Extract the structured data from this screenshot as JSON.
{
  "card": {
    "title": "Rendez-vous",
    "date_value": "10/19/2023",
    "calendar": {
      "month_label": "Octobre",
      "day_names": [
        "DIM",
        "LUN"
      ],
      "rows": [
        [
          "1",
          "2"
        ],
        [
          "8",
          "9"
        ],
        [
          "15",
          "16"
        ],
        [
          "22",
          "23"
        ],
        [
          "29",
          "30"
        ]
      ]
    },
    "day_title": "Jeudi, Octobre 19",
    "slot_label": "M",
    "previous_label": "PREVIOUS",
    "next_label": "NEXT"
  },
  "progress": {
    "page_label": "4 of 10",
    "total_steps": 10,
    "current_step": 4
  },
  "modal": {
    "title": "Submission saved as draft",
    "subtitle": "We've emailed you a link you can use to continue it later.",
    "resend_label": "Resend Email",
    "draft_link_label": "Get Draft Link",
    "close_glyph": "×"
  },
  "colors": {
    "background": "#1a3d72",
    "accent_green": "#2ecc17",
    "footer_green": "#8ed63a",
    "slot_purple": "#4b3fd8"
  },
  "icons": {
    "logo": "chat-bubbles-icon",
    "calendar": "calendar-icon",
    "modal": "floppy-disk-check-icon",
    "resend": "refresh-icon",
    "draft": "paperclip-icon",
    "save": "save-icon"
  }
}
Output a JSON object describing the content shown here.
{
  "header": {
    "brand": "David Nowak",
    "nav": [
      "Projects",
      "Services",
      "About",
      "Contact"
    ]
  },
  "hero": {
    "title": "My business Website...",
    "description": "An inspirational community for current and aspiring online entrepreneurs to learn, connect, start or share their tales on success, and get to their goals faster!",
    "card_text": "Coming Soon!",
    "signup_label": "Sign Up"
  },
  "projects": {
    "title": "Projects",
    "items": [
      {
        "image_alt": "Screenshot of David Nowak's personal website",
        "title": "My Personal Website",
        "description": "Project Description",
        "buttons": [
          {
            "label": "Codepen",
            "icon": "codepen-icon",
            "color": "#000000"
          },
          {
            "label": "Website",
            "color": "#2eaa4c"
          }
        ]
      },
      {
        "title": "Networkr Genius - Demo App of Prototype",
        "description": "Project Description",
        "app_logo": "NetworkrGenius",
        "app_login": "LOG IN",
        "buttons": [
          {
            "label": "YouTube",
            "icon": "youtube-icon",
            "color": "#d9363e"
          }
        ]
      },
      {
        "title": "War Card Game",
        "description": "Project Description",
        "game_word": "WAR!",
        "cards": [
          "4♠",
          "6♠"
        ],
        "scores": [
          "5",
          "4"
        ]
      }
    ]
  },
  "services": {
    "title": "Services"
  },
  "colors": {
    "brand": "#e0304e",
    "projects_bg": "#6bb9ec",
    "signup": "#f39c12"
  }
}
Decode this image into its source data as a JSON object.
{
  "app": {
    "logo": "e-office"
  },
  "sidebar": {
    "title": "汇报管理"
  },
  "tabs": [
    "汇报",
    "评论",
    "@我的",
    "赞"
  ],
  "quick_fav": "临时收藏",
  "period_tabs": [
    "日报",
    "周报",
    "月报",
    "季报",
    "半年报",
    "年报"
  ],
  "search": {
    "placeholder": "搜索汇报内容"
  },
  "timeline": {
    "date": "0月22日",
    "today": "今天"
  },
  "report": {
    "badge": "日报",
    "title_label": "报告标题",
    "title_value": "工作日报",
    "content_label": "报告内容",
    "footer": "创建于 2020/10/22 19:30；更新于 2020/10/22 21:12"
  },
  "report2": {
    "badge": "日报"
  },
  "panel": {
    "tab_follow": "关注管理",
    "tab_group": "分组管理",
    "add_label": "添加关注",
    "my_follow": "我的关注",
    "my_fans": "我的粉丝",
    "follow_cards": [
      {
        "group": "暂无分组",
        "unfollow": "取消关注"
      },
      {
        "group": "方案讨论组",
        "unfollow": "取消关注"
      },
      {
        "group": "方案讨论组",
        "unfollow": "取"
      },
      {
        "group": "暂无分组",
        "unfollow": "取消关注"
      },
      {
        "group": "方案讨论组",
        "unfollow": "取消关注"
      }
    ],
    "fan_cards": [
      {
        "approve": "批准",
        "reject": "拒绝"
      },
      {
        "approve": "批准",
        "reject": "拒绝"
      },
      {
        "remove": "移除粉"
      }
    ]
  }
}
==========
Write an exact transcription of every entry above.

> [SOLUTION TO THIS PROBLEM]:
Extract the structured data from this screenshot as JSON.
{
  "card": {
    "title": "Rendez-vous",
    "date_value": "10/19/2023",
    "calendar": {
      "month_label": "Octobre",
      "day_names": [
        "DIM",
        "LUN"
      ],
      "rows": [
        [
          "1",
          "2"
        ],
        [
          "8",
          "9"
        ],
        [
          "15",
          "16"
        ],
        [
          "22",
          "23"
        ],
        [
          "29",
          "30"
        ]
      ]
    },
    "day_title": "Jeudi, Octobre 19",
    "slot_label": "M",
    "previous_label": "PREVIOUS",
    "next_label": "NEXT"
  },
  "progress": {
    "page_label": "4 of 10",
    "total_steps": 10,
    "current_step": 4
  },
  "modal": {
    "title": "Submission saved as draft",
    "subtitle": "We've emailed you a link you can use to continue it later.",
    "resend_label": "Resend Email",
    "draft_link_label": "Get Draft Link",
    "close_glyph": "×"
  },
  "colors": {
    "background": "#1a3d72",
    "accent_green": "#2ecc17",
    "footer_green": "#8ed63a",
    "slot_purple": "#4b3fd8"
  },
  "icons": {
    "logo": "chat-bubbles-icon",
    "calendar": "calendar-icon",
    "modal": "floppy-disk-check-icon",
    "resend": "refresh-icon",
    "draft": "paperclip-icon",
    "save": "save-icon"
  }
}
Output a JSON object describing the content shown here.
{
  "header": {
    "brand": "David Nowak",
    "nav": [
      "Projects",
      "Services",
      "About",
      "Contact"
    ]
  },
  "hero": {
    "title": "My business Website...",
    "description": "An inspirational community for current and aspiring online entrepreneurs to learn, connect, start or share their tales on success, and get to their goals faster!",
    "card_text": "Coming Soon!",
    "signup_label": "Sign Up"
  },
  "projects": {
    "title": "Projects",
    "items": [
      {
        "image_alt": "Screenshot of David Nowak's personal website",
        "title": "My Personal Website",
        "description": "Project Description",
        "buttons": [
          {
            "label": "Codepen",
            "icon": "codepen-icon",
            "color": "#000000"
          },
          {
            "label": "Website",
            "color": "#2eaa4c"
          }
        ]
      },
      {
        "title": "Networkr Genius - Demo App of Prototype",
        "description": "Project Description",
        "app_logo": "NetworkrGenius",
        "app_login": "LOG IN",
        "buttons": [
          {
            "label": "YouTube",
            "icon": "youtube-icon",
            "color": "#d9363e"
          }
        ]
      },
      {
        "title": "War Card Game",
        "description": "Project Description",
        "game_word": "WAR!",
        "cards": [
          "4♠",
          "6♠"
        ],
        "scores": [
          "5",
          "4"
        ]
      }
    ]
  },
  "services": {
    "title": "Services"
  },
  "colors": {
    "brand": "#e0304e",
    "projects_bg": "#6bb9ec",
    "signup": "#f39c12"
  }
}
Decode this image into its source data as a JSON object.
{
  "app": {
    "logo": "e-office"
  },
  "sidebar": {
    "title": "汇报管理"
  },
  "tabs": [
    "汇报",
    "评论",
    "@我的",
    "赞"
  ],
  "quick_fav": "临时收藏",
  "period_tabs": [
    "日报",
    "周报",
    "月报",
    "季报",
    "半年报",
    "年报"
  ],
  "search": {
    "placeholder": "搜索汇报内容"
  },
  "timeline": {
    "date": "0月22日",
    "today": "今天"
  },
  "report": {
    "badge": "日报",
    "title_label": "报告标题",
    "title_value": "工作日报",
    "content_label": "报告内容",
    "footer": "创建于 2020/10/22 19:30；更新于 2020/10/22 21:12"
  },
  "report2": {
    "badge": "日报"
  },
  "panel": {
    "tab_follow": "关注管理",
    "tab_group": "分组管理",
    "add_label": "添加关注",
    "my_follow": "我的关注",
    "my_fans": "我的粉丝",
    "follow_cards": [
      {
        "group": "暂无分组",
        "unfollow": "取消关注"
      },
      {
        "group": "方案讨论组",
        "unfollow": "取消关注"
      },
      {
        "group": "方案讨论组",
        "unfollow": "取"
      },
      {
        "group": "暂无分组",
        "unfollow": "取消关注"
      },
      {
        "group": "方案讨论组",
        "unfollow": "取消关注"
      }
    ],
    "fan_cards": [
      {
        "approve": "批准",
        "reject": "拒绝"
      },
      {
        "approve": "批准",
        "reject": "拒绝"
      },
      {
        "remove": "移除粉"
      }
    ]
  }
}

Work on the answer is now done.